(Figure dataset records)

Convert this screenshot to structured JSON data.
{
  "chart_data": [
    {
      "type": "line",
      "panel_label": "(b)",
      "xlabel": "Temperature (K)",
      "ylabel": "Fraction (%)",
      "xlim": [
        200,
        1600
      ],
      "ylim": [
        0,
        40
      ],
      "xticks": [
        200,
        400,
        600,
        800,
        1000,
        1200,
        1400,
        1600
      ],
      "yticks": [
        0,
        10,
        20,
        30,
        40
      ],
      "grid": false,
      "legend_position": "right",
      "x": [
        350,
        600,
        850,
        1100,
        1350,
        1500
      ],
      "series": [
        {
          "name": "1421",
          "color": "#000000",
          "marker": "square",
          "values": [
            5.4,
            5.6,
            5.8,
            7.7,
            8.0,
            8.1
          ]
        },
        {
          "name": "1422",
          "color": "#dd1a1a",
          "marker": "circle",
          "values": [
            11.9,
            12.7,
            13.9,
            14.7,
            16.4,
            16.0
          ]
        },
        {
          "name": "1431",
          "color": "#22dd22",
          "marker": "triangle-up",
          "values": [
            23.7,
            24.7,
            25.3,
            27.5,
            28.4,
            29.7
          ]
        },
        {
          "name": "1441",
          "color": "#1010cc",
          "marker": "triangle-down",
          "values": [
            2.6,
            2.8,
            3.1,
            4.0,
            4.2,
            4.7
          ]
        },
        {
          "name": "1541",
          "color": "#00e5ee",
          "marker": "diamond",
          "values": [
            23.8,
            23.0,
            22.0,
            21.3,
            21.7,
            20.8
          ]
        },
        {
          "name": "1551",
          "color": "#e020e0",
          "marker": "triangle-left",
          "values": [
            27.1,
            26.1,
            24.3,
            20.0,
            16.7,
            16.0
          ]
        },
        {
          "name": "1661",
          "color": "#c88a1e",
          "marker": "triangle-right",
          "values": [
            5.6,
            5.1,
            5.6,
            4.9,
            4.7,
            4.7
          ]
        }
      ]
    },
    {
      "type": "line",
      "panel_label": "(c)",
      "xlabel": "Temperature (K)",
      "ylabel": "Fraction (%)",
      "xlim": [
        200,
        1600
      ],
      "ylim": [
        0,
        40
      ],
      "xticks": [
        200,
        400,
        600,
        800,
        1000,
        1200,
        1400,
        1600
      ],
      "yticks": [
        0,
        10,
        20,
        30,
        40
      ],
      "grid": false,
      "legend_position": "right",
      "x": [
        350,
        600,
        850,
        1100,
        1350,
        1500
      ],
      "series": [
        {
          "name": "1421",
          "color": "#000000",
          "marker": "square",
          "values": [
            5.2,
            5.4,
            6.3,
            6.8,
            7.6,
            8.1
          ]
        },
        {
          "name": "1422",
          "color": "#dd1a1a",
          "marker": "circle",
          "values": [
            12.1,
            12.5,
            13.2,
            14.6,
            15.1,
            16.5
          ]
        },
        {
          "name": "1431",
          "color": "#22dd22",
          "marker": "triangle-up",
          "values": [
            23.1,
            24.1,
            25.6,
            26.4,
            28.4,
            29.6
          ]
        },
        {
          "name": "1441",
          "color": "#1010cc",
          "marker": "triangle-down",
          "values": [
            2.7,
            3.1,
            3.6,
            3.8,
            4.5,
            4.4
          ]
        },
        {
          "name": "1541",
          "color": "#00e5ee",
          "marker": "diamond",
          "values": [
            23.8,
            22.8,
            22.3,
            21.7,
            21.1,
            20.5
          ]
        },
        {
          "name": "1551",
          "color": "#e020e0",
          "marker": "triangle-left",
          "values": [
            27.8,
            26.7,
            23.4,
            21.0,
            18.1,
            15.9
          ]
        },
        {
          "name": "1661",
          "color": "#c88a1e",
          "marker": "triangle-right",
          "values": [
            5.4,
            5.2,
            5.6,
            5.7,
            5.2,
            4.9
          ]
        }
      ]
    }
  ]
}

### Work to complete
Nothing should be changed: write out all of the data as is.

### Task solution
Convert this screenshot to structured JSON data.
{
  "chart_data": [
    {
      "type": "line",
      "panel_label": "(b)",
      "xlabel": "Temperature (K)",
      "ylabel": "Fraction (%)",
      "xlim": [
        200,
        1600
      ],
      "ylim": [
        0,
        40
      ],
      "xticks": [
        200,
        400,
        600,
        800,
        1000,
        1200,
        1400,
        1600
      ],
      "yticks": [
        0,
        10,
        20,
        30,
        40
      ],
      "grid": false,
      "legend_position": "right",
      "x": [
        350,
        600,
        850,
        1100,
        1350,
        1500
      ],
      "series": [
        {
          "name": "1421",
          "color": "#000000",
          "marker": "square",
          "values": [
            5.4,
            5.6,
            5.8,
            7.7,
            8.0,
            8.1
          ]
        },
        {
          "name": "1422",
          "color": "#dd1a1a",
          "marker": "circle",
          "values": [
            11.9,
            12.7,
            13.9,
            14.7,
            16.4,
            16.0
          ]
        },
        {
          "name": "1431",
          "color": "#22dd22",
          "marker": "triangle-up",
          "values": [
            23.7,
            24.7,
            25.3,
            27.5,
            28.4,
            29.7
          ]
        },
        {
          "name": "1441",
          "color": "#1010cc",
          "marker": "triangle-down",
          "values": [
            2.6,
            2.8,
            3.1,
            4.0,
            4.2,
            4.7
          ]
        },
        {
          "name": "1541",
          "color": "#00e5ee",
          "marker": "diamond",
          "values": [
            23.8,
            23.0,
            22.0,
            21.3,
            21.7,
            20.8
          ]
        },
        {
          "name": "1551",
          "color": "#e020e0",
          "marker": "triangle-left",
          "values": [
            27.1,
            26.1,
            24.3,
            20.0,
            16.7,
            16.0
          ]
        },
        {
          "name": "1661",
          "color": "#c88a1e",
          "marker": "triangle-right",
          "values": [
            5.6,
            5.1,
            5.6,
            4.9,
            4.7,
            4.7
          ]
        }
      ]
    },
    {
      "type": "line",
      "panel_label": "(c)",
      "xlabel": "Temperature (K)",
      "ylabel": "Fraction (%)",
      "xlim": [
        200,
        1600
      ],
      "ylim": [
        0,
        40
      ],
      "xticks": [
        200,
        400,
        600,
        800,
        1000,
        1200,
        1400,
        1600
      ],
      "yticks": [
        0,
        10,
        20,
        30,
        40
      ],
      "grid": false,
      "legend_position": "right",
      "x": [
        350,
        600,
        850,
        1100,
        1350,
        1500
      ],
      "series": [
        {
          "name": "1421",
          "color": "#000000",
          "marker": "square",
          "values": [
            5.2,
            5.4,
            6.3,
            6.8,
            7.6,
            8.1
          ]
        },
        {
          "name": "1422",
          "color": "#dd1a1a",
          "marker": "circle",
          "values": [
            12.1,
            12.5,
            13.2,
            14.6,
            15.1,
            16.5
          ]
        },
        {
          "name": "1431",
          "color": "#22dd22",
          "marker": "triangle-up",
          "values": [
            23.1,
            24.1,
            25.6,
            26.4,
            28.4,
            29.6
          ]
        },
        {
          "name": "1441",
          "color": "#1010cc",
          "marker": "triangle-down",
          "values": [
            2.7,
            3.1,
            3.6,
            3.8,
            4.5,
            4.4
          ]
        },
        {
          "name": "1541",
          "color": "#00e5ee",
          "marker": "diamond",
          "values": [
            23.8,
            22.8,
            22.3,
            21.7,
            21.1,
            20.5
          ]
        },
        {
          "name": "1551",
          "color": "#e020e0",
          "marker": "triangle-left",
          "values": [
            27.8,
            26.7,
            23.4,
            21.0,
            18.1,
            15.9
          ]
        },
        {
          "name": "1661",
          "color": "#c88a1e",
          "marker": "triangle-right",
          "values": [
            5.4,
            5.2,
            5.6,
            5.7,
            5.2,
            4.9
          ]
        }
      ]
    }
  ]
}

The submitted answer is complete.